::: Record excerpts :::

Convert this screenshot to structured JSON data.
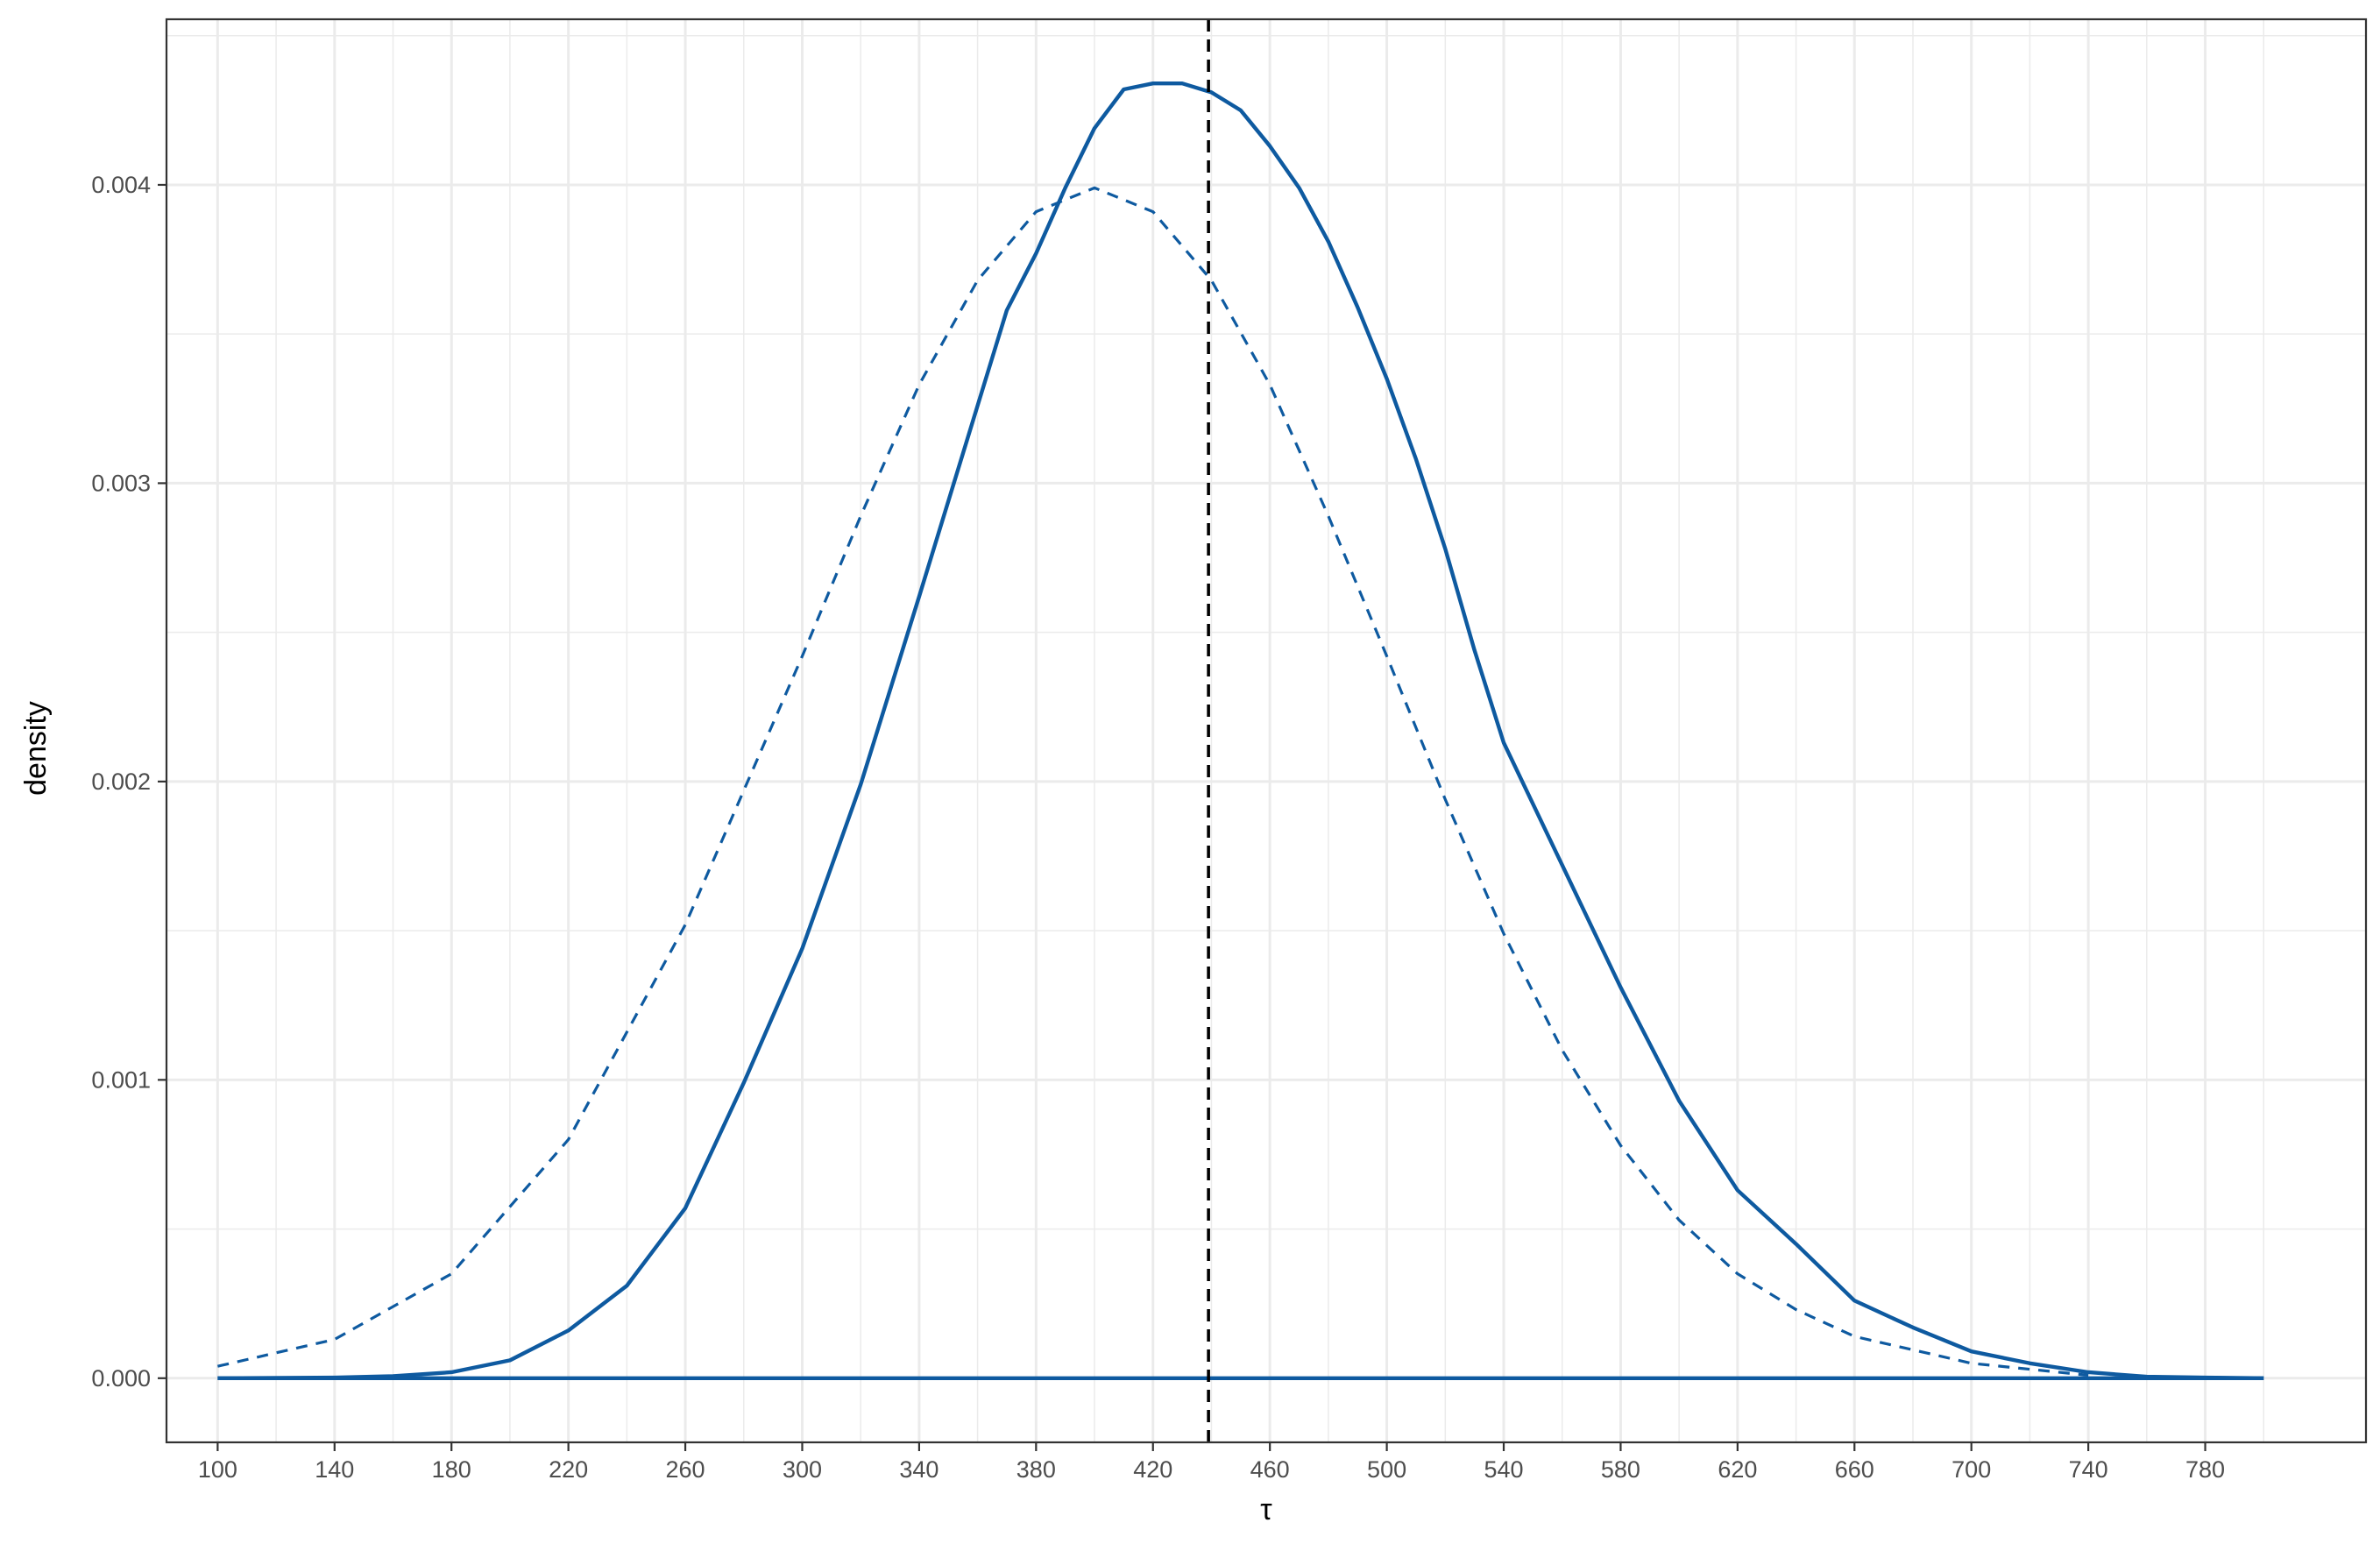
{
  "chart_data": {
    "type": "line",
    "title": "",
    "xlabel": "τ",
    "ylabel": "density",
    "xlim": [
      82.5,
      835
    ],
    "ylim": [
      -0.000215,
      0.004555
    ],
    "x_ticks": [
      100,
      140,
      180,
      220,
      260,
      300,
      340,
      380,
      420,
      460,
      500,
      540,
      580,
      620,
      660,
      700,
      740,
      780
    ],
    "x_tick_labels": [
      "100",
      "140",
      "180",
      "220",
      "260",
      "300",
      "340",
      "380",
      "420",
      "460",
      "500",
      "540",
      "580",
      "620",
      "660",
      "700",
      "740",
      "780"
    ],
    "y_ticks": [
      0.0,
      0.001,
      0.002,
      0.003,
      0.004
    ],
    "y_tick_labels": [
      "0.000",
      "0.001",
      "0.002",
      "0.003",
      "0.004"
    ],
    "grid": true,
    "legend": "none",
    "colors": {
      "series": "#0e5aa0",
      "vline": "#000000",
      "grid": "#ebebeb",
      "panel_border": "#333333"
    },
    "series": [
      {
        "style": "solid",
        "x": [
          100,
          140,
          160,
          180,
          200,
          220,
          240,
          260,
          280,
          300,
          320,
          340,
          360,
          370,
          380,
          390,
          400,
          410,
          420,
          430,
          440,
          450,
          460,
          470,
          480,
          490,
          500,
          510,
          520,
          530,
          540,
          560,
          580,
          600,
          620,
          640,
          660,
          680,
          700,
          720,
          740,
          760,
          780,
          800
        ],
        "y": [
          0.0,
          2e-06,
          7e-06,
          2e-05,
          6e-05,
          0.00016,
          0.00031,
          0.00057,
          0.00099,
          0.00144,
          0.00199,
          0.00262,
          0.00326,
          0.00358,
          0.00377,
          0.00399,
          0.00419,
          0.00432,
          0.00434,
          0.00434,
          0.00431,
          0.00425,
          0.00413,
          0.00399,
          0.00381,
          0.00359,
          0.00335,
          0.00308,
          0.00278,
          0.00244,
          0.00213,
          0.00172,
          0.00131,
          0.00093,
          0.00063,
          0.00045,
          0.00026,
          0.00017,
          9e-05,
          5e-05,
          2e-05,
          5e-06,
          2e-06,
          0.0
        ]
      },
      {
        "style": "dashed",
        "x": [
          100,
          140,
          180,
          220,
          260,
          300,
          320,
          340,
          360,
          380,
          400,
          420,
          440,
          460,
          480,
          500,
          520,
          540,
          560,
          580,
          600,
          620,
          640,
          660,
          700,
          740
        ],
        "y": [
          4e-05,
          0.00013,
          0.00035,
          0.0008,
          0.00152,
          0.00242,
          0.00289,
          0.00333,
          0.00368,
          0.00391,
          0.00399,
          0.00391,
          0.00368,
          0.00333,
          0.00289,
          0.00242,
          0.00194,
          0.00149,
          0.0011,
          0.00078,
          0.00053,
          0.00035,
          0.00023,
          0.00014,
          5e-05,
          1e-05
        ]
      },
      {
        "style": "solid",
        "x": [
          100,
          800
        ],
        "y": [
          0.0,
          0.0
        ]
      }
    ],
    "vline": {
      "x": 439,
      "style": "dashed"
    }
  }
}
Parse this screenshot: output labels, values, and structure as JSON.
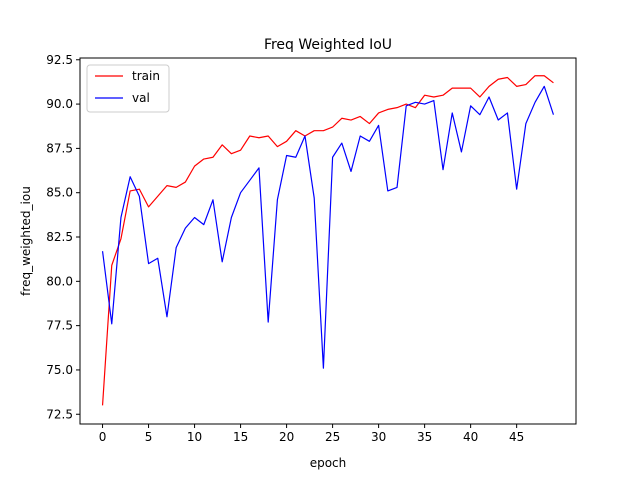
{
  "chart_data": {
    "type": "line",
    "title": "Freq Weighted IoU",
    "xlabel": "epoch",
    "ylabel": "freq_weighted_iou",
    "xlim": [
      -2.45,
      51.45
    ],
    "ylim": [
      71.95,
      92.6
    ],
    "xticks": [
      0,
      5,
      10,
      15,
      20,
      25,
      30,
      35,
      40,
      45
    ],
    "xtick_labels": [
      "0",
      "5",
      "10",
      "15",
      "20",
      "25",
      "30",
      "35",
      "40",
      "45"
    ],
    "yticks": [
      72.5,
      75.0,
      77.5,
      80.0,
      82.5,
      85.0,
      87.5,
      90.0,
      92.5
    ],
    "ytick_labels": [
      "72.5",
      "75.0",
      "77.5",
      "80.0",
      "82.5",
      "85.0",
      "87.5",
      "90.0",
      "92.5"
    ],
    "grid": false,
    "legend_position": "upper-left",
    "x": [
      0,
      1,
      2,
      3,
      4,
      5,
      6,
      7,
      8,
      9,
      10,
      11,
      12,
      13,
      14,
      15,
      16,
      17,
      18,
      19,
      20,
      21,
      22,
      23,
      24,
      25,
      26,
      27,
      28,
      29,
      30,
      31,
      32,
      33,
      34,
      35,
      36,
      37,
      38,
      39,
      40,
      41,
      42,
      43,
      44,
      45,
      46,
      47,
      48,
      49
    ],
    "series": [
      {
        "name": "train",
        "color": "#ff0000",
        "values": [
          73.0,
          80.9,
          82.4,
          85.1,
          85.2,
          84.2,
          84.8,
          85.4,
          85.3,
          85.6,
          86.5,
          86.9,
          87.0,
          87.7,
          87.2,
          87.4,
          88.2,
          88.1,
          88.2,
          87.6,
          87.9,
          88.5,
          88.2,
          88.5,
          88.5,
          88.7,
          89.2,
          89.1,
          89.3,
          88.9,
          89.5,
          89.7,
          89.8,
          90.0,
          89.8,
          90.5,
          90.4,
          90.5,
          90.9,
          90.9,
          90.9,
          90.4,
          91.0,
          91.4,
          91.5,
          91.0,
          91.1,
          91.6,
          91.6,
          91.2
        ]
      },
      {
        "name": "val",
        "color": "#0000ff",
        "values": [
          81.7,
          77.6,
          83.6,
          85.9,
          84.8,
          81.0,
          81.3,
          78.0,
          81.9,
          83.0,
          83.6,
          83.2,
          84.6,
          81.1,
          83.6,
          85.0,
          85.7,
          86.4,
          77.7,
          84.6,
          87.1,
          87.0,
          88.2,
          84.7,
          75.1,
          87.0,
          87.8,
          86.2,
          88.2,
          87.9,
          88.8,
          85.1,
          85.3,
          89.9,
          90.1,
          90.0,
          90.2,
          86.3,
          89.5,
          87.3,
          89.9,
          89.4,
          90.4,
          89.1,
          89.5,
          85.2,
          88.9,
          90.1,
          91.0,
          89.4
        ]
      }
    ]
  }
}
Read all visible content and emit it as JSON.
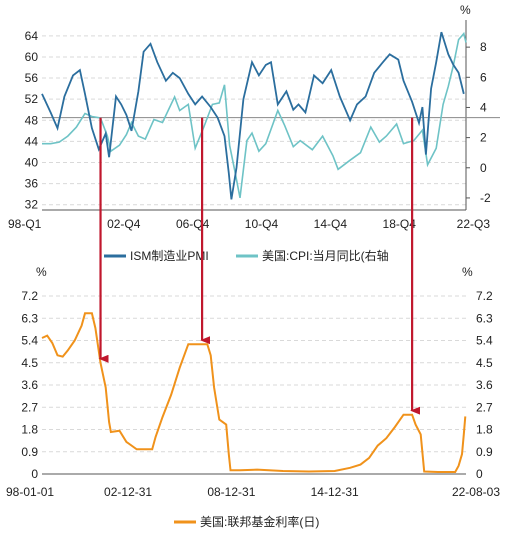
{
  "colors": {
    "pmi": "#2b6e9e",
    "cpi": "#6ec3c6",
    "fed": "#f0921b",
    "arrow": "#c0172d",
    "ref_line": "#888888"
  },
  "chart_data": [
    {
      "type": "line",
      "units": {
        "right": "%"
      },
      "x_ticks": [
        "98-Q1",
        "02-Q4",
        "06-Q4",
        "10-Q4",
        "14-Q4",
        "18-Q4",
        "22-Q3"
      ],
      "left_axis": {
        "ticks": [
          "32",
          "36",
          "40",
          "44",
          "48",
          "52",
          "56",
          "60",
          "64"
        ],
        "ylim": [
          31,
          67
        ]
      },
      "right_axis": {
        "ticks": [
          "-2",
          "0",
          "2",
          "4",
          "6",
          "8"
        ],
        "ylim": [
          -2.8,
          9.8
        ]
      },
      "reference_line": {
        "axis": "left",
        "value": 48.5
      },
      "legend": [
        "ISM制造业PMI",
        "美国:CPI:当月同比(右轴"
      ],
      "series": [
        {
          "name": "ISM制造业PMI",
          "axis": "left",
          "points": [
            [
              1998.0,
              53.0
            ],
            [
              1998.5,
              49.5
            ],
            [
              1998.9,
              46.5
            ],
            [
              1999.3,
              52.5
            ],
            [
              1999.8,
              56.5
            ],
            [
              2000.2,
              57.5
            ],
            [
              2000.5,
              53.0
            ],
            [
              2000.9,
              46.5
            ],
            [
              2001.3,
              42.5
            ],
            [
              2001.7,
              45.5
            ],
            [
              2001.9,
              41.0
            ],
            [
              2002.3,
              52.5
            ],
            [
              2002.6,
              51.0
            ],
            [
              2002.9,
              49.0
            ],
            [
              2003.2,
              46.0
            ],
            [
              2003.6,
              53.5
            ],
            [
              2003.9,
              61.0
            ],
            [
              2004.3,
              62.5
            ],
            [
              2004.7,
              59.0
            ],
            [
              2005.2,
              55.5
            ],
            [
              2005.6,
              57.0
            ],
            [
              2006.0,
              56.0
            ],
            [
              2006.5,
              53.0
            ],
            [
              2006.9,
              51.0
            ],
            [
              2007.3,
              52.5
            ],
            [
              2007.8,
              50.5
            ],
            [
              2008.2,
              48.5
            ],
            [
              2008.6,
              45.0
            ],
            [
              2008.85,
              38.0
            ],
            [
              2009.0,
              33.0
            ],
            [
              2009.3,
              39.0
            ],
            [
              2009.7,
              52.0
            ],
            [
              2010.2,
              59.0
            ],
            [
              2010.6,
              56.5
            ],
            [
              2011.0,
              58.5
            ],
            [
              2011.3,
              59.0
            ],
            [
              2011.7,
              51.0
            ],
            [
              2012.2,
              53.5
            ],
            [
              2012.6,
              50.0
            ],
            [
              2012.9,
              51.0
            ],
            [
              2013.3,
              49.5
            ],
            [
              2013.8,
              56.5
            ],
            [
              2014.3,
              55.0
            ],
            [
              2014.8,
              57.5
            ],
            [
              2015.3,
              52.5
            ],
            [
              2015.9,
              48.0
            ],
            [
              2016.3,
              51.0
            ],
            [
              2016.8,
              52.5
            ],
            [
              2017.3,
              57.0
            ],
            [
              2017.8,
              59.0
            ],
            [
              2018.2,
              60.5
            ],
            [
              2018.7,
              59.5
            ],
            [
              2019.0,
              55.5
            ],
            [
              2019.5,
              51.5
            ],
            [
              2019.9,
              47.5
            ],
            [
              2020.1,
              50.5
            ],
            [
              2020.3,
              41.5
            ],
            [
              2020.6,
              54.0
            ],
            [
              2020.9,
              59.0
            ],
            [
              2021.2,
              64.7
            ],
            [
              2021.6,
              60.5
            ],
            [
              2021.9,
              58.5
            ],
            [
              2022.2,
              57.0
            ],
            [
              2022.5,
              53.0
            ]
          ]
        },
        {
          "name": "美国:CPI:当月同比(右轴",
          "axis": "right",
          "points": [
            [
              1998.0,
              1.6
            ],
            [
              1998.5,
              1.6
            ],
            [
              1999.0,
              1.7
            ],
            [
              1999.5,
              2.1
            ],
            [
              2000.0,
              2.7
            ],
            [
              2000.5,
              3.6
            ],
            [
              2000.9,
              3.4
            ],
            [
              2001.4,
              3.3
            ],
            [
              2001.8,
              2.1
            ],
            [
              2002.0,
              1.1
            ],
            [
              2002.5,
              1.5
            ],
            [
              2002.9,
              2.2
            ],
            [
              2003.2,
              3.0
            ],
            [
              2003.6,
              2.1
            ],
            [
              2004.0,
              1.9
            ],
            [
              2004.5,
              3.2
            ],
            [
              2005.0,
              3.0
            ],
            [
              2005.7,
              4.7
            ],
            [
              2006.0,
              3.8
            ],
            [
              2006.5,
              4.2
            ],
            [
              2006.9,
              1.3
            ],
            [
              2007.4,
              2.7
            ],
            [
              2007.9,
              4.2
            ],
            [
              2008.3,
              4.3
            ],
            [
              2008.6,
              5.5
            ],
            [
              2008.9,
              1.5
            ],
            [
              2009.2,
              -0.2
            ],
            [
              2009.5,
              -2.0
            ],
            [
              2009.9,
              1.8
            ],
            [
              2010.2,
              2.3
            ],
            [
              2010.6,
              1.1
            ],
            [
              2011.0,
              1.6
            ],
            [
              2011.7,
              3.8
            ],
            [
              2012.1,
              2.8
            ],
            [
              2012.6,
              1.4
            ],
            [
              2013.0,
              1.8
            ],
            [
              2013.7,
              1.2
            ],
            [
              2014.3,
              2.1
            ],
            [
              2014.9,
              0.8
            ],
            [
              2015.2,
              -0.1
            ],
            [
              2015.9,
              0.5
            ],
            [
              2016.5,
              1.0
            ],
            [
              2017.1,
              2.7
            ],
            [
              2017.6,
              1.7
            ],
            [
              2018.0,
              2.1
            ],
            [
              2018.6,
              2.9
            ],
            [
              2019.0,
              1.6
            ],
            [
              2019.6,
              1.8
            ],
            [
              2020.1,
              2.5
            ],
            [
              2020.4,
              0.2
            ],
            [
              2020.9,
              1.3
            ],
            [
              2021.3,
              4.2
            ],
            [
              2021.6,
              5.4
            ],
            [
              2021.9,
              6.8
            ],
            [
              2022.2,
              8.5
            ],
            [
              2022.5,
              8.9
            ],
            [
              2022.63,
              8.3
            ]
          ]
        }
      ],
      "arrows": [
        {
          "x": 2001.4,
          "from": 48.5,
          "to": 31.0
        },
        {
          "x": 2007.3,
          "from": 48.5,
          "to": 31.0
        },
        {
          "x": 2019.5,
          "from": 48.5,
          "to": 31.0
        }
      ]
    },
    {
      "type": "line",
      "units": {
        "left": "%",
        "right": "%"
      },
      "x_ticks": [
        "98-01-01",
        "02-12-31",
        "08-12-31",
        "14-12-31",
        "22-08-03"
      ],
      "y_axis": {
        "ticks": [
          "0",
          "0.9",
          "1.8",
          "2.7",
          "3.6",
          "4.5",
          "5.4",
          "6.3",
          "7.2"
        ],
        "ylim": [
          0,
          7.2
        ]
      },
      "legend": [
        "美国:联邦基金利率(日)"
      ],
      "series": [
        {
          "name": "美国:联邦基金利率(日)",
          "points": [
            [
              1998.0,
              5.5
            ],
            [
              1998.3,
              5.6
            ],
            [
              1998.6,
              5.3
            ],
            [
              1998.9,
              4.8
            ],
            [
              1999.2,
              4.75
            ],
            [
              1999.5,
              5.0
            ],
            [
              1999.9,
              5.4
            ],
            [
              2000.3,
              6.0
            ],
            [
              2000.5,
              6.5
            ],
            [
              2000.9,
              6.5
            ],
            [
              2001.1,
              5.9
            ],
            [
              2001.4,
              4.5
            ],
            [
              2001.7,
              3.5
            ],
            [
              2001.9,
              2.1
            ],
            [
              2002.0,
              1.7
            ],
            [
              2002.5,
              1.75
            ],
            [
              2002.9,
              1.3
            ],
            [
              2003.5,
              1.0
            ],
            [
              2004.4,
              1.0
            ],
            [
              2004.6,
              1.5
            ],
            [
              2005.0,
              2.3
            ],
            [
              2005.5,
              3.2
            ],
            [
              2006.0,
              4.3
            ],
            [
              2006.5,
              5.25
            ],
            [
              2007.6,
              5.25
            ],
            [
              2007.8,
              4.8
            ],
            [
              2008.0,
              3.5
            ],
            [
              2008.3,
              2.2
            ],
            [
              2008.7,
              2.0
            ],
            [
              2008.85,
              0.8
            ],
            [
              2008.95,
              0.15
            ],
            [
              2009.5,
              0.15
            ],
            [
              2010.5,
              0.18
            ],
            [
              2012.0,
              0.12
            ],
            [
              2013.5,
              0.1
            ],
            [
              2015.0,
              0.12
            ],
            [
              2015.9,
              0.25
            ],
            [
              2016.5,
              0.38
            ],
            [
              2017.0,
              0.65
            ],
            [
              2017.5,
              1.15
            ],
            [
              2018.0,
              1.45
            ],
            [
              2018.5,
              1.9
            ],
            [
              2019.0,
              2.4
            ],
            [
              2019.5,
              2.4
            ],
            [
              2019.7,
              2.0
            ],
            [
              2020.0,
              1.6
            ],
            [
              2020.2,
              0.1
            ],
            [
              2021.0,
              0.08
            ],
            [
              2022.0,
              0.08
            ],
            [
              2022.2,
              0.33
            ],
            [
              2022.4,
              0.8
            ],
            [
              2022.5,
              1.6
            ],
            [
              2022.59,
              2.33
            ]
          ]
        }
      ]
    }
  ]
}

:::

Select and copy every line of the material that holds the string "screenshot".

Response to this exercise:
Convert this screenshot to structured JSON data.
Parse this screenshot: output labels, values, and structure as JSON.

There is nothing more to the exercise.